**INFORMATION PROVIDED:**
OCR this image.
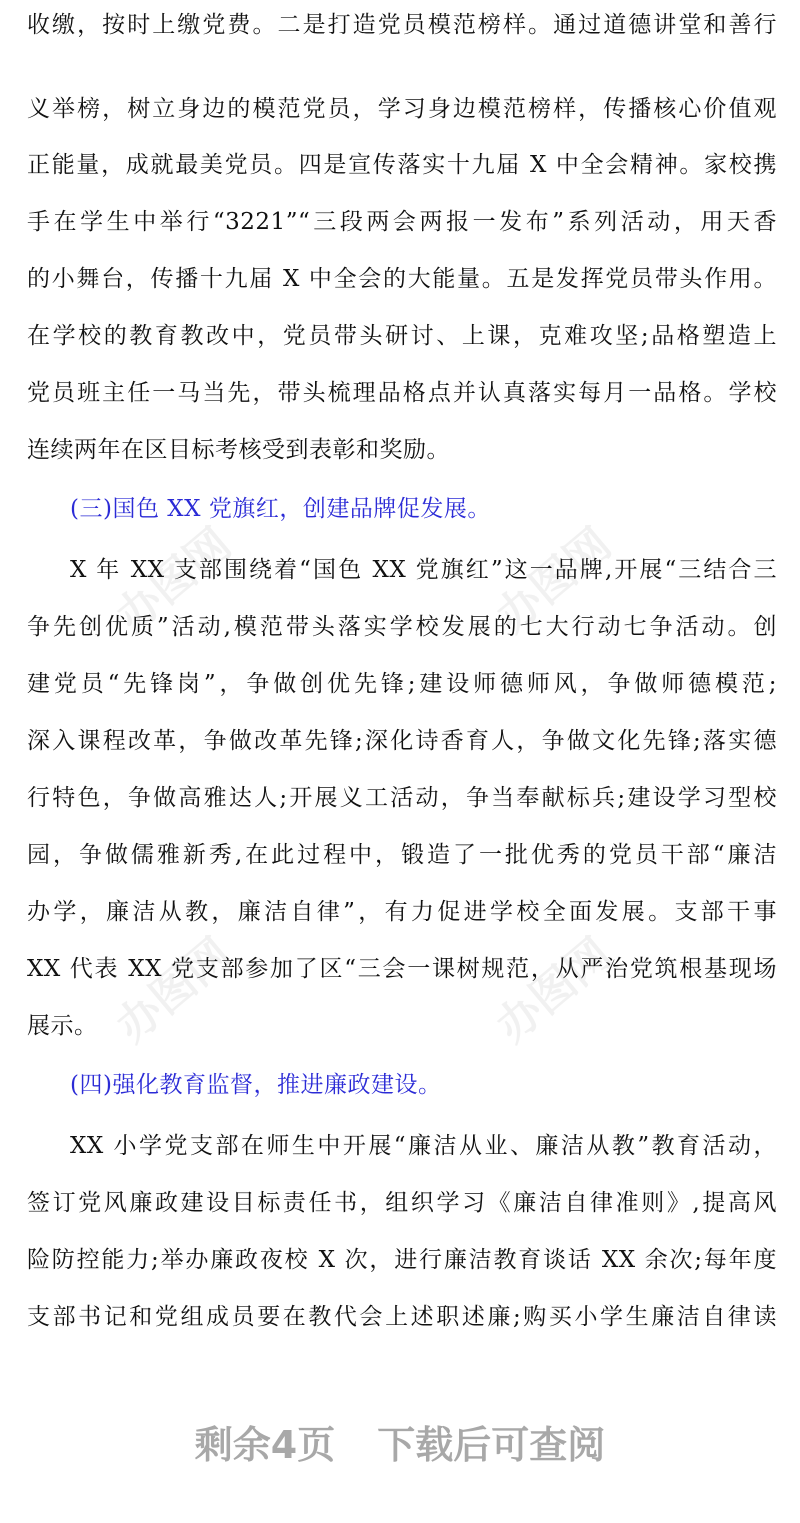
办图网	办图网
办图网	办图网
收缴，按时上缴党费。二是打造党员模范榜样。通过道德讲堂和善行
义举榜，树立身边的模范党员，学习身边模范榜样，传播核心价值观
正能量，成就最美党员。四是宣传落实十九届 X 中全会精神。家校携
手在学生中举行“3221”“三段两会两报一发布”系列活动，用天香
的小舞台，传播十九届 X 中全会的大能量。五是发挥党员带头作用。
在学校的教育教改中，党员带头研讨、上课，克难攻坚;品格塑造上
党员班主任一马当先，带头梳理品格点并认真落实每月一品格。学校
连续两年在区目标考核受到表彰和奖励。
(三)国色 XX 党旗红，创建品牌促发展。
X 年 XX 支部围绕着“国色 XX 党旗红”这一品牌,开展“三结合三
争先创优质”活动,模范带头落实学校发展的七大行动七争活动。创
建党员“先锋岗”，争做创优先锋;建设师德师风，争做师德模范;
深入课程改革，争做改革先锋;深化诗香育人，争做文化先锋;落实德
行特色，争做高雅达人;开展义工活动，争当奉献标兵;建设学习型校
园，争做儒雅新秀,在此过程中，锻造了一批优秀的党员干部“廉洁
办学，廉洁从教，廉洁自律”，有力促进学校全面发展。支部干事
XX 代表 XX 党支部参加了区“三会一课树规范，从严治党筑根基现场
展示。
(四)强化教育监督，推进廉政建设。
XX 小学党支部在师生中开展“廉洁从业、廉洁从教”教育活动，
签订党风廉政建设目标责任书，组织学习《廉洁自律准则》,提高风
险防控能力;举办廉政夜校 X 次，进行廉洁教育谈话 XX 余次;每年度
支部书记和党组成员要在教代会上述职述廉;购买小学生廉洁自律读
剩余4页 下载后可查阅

**EXERCISE:**
Every entry above is to be set down exactly; the pictures are to be left out.

**FULL RESPONSE:**
OCR this image.
办图网	办图网
办图网	办图网
收缴，按时上缴党费。二是打造党员模范榜样。通过道德讲堂和善行
义举榜，树立身边的模范党员，学习身边模范榜样，传播核心价值观
正能量，成就最美党员。四是宣传落实十九届 X 中全会精神。家校携
手在学生中举行“3221”“三段两会两报一发布”系列活动，用天香
的小舞台，传播十九届 X 中全会的大能量。五是发挥党员带头作用。
在学校的教育教改中，党员带头研讨、上课，克难攻坚;品格塑造上
党员班主任一马当先，带头梳理品格点并认真落实每月一品格。学校
连续两年在区目标考核受到表彰和奖励。
(三)国色 XX 党旗红，创建品牌促发展。
X 年 XX 支部围绕着“国色 XX 党旗红”这一品牌,开展“三结合三
争先创优质”活动,模范带头落实学校发展的七大行动七争活动。创
建党员“先锋岗”，争做创优先锋;建设师德师风，争做师德模范;
深入课程改革，争做改革先锋;深化诗香育人，争做文化先锋;落实德
行特色，争做高雅达人;开展义工活动，争当奉献标兵;建设学习型校
园，争做儒雅新秀,在此过程中，锻造了一批优秀的党员干部“廉洁
办学，廉洁从教，廉洁自律”，有力促进学校全面发展。支部干事
XX 代表 XX 党支部参加了区“三会一课树规范，从严治党筑根基现场
展示。
(四)强化教育监督，推进廉政建设。
XX 小学党支部在师生中开展“廉洁从业、廉洁从教”教育活动，
签订党风廉政建设目标责任书，组织学习《廉洁自律准则》,提高风
险防控能力;举办廉政夜校 X 次，进行廉洁教育谈话 XX 余次;每年度
支部书记和党组成员要在教代会上述职述廉;购买小学生廉洁自律读
剩余4页 下载后可查阅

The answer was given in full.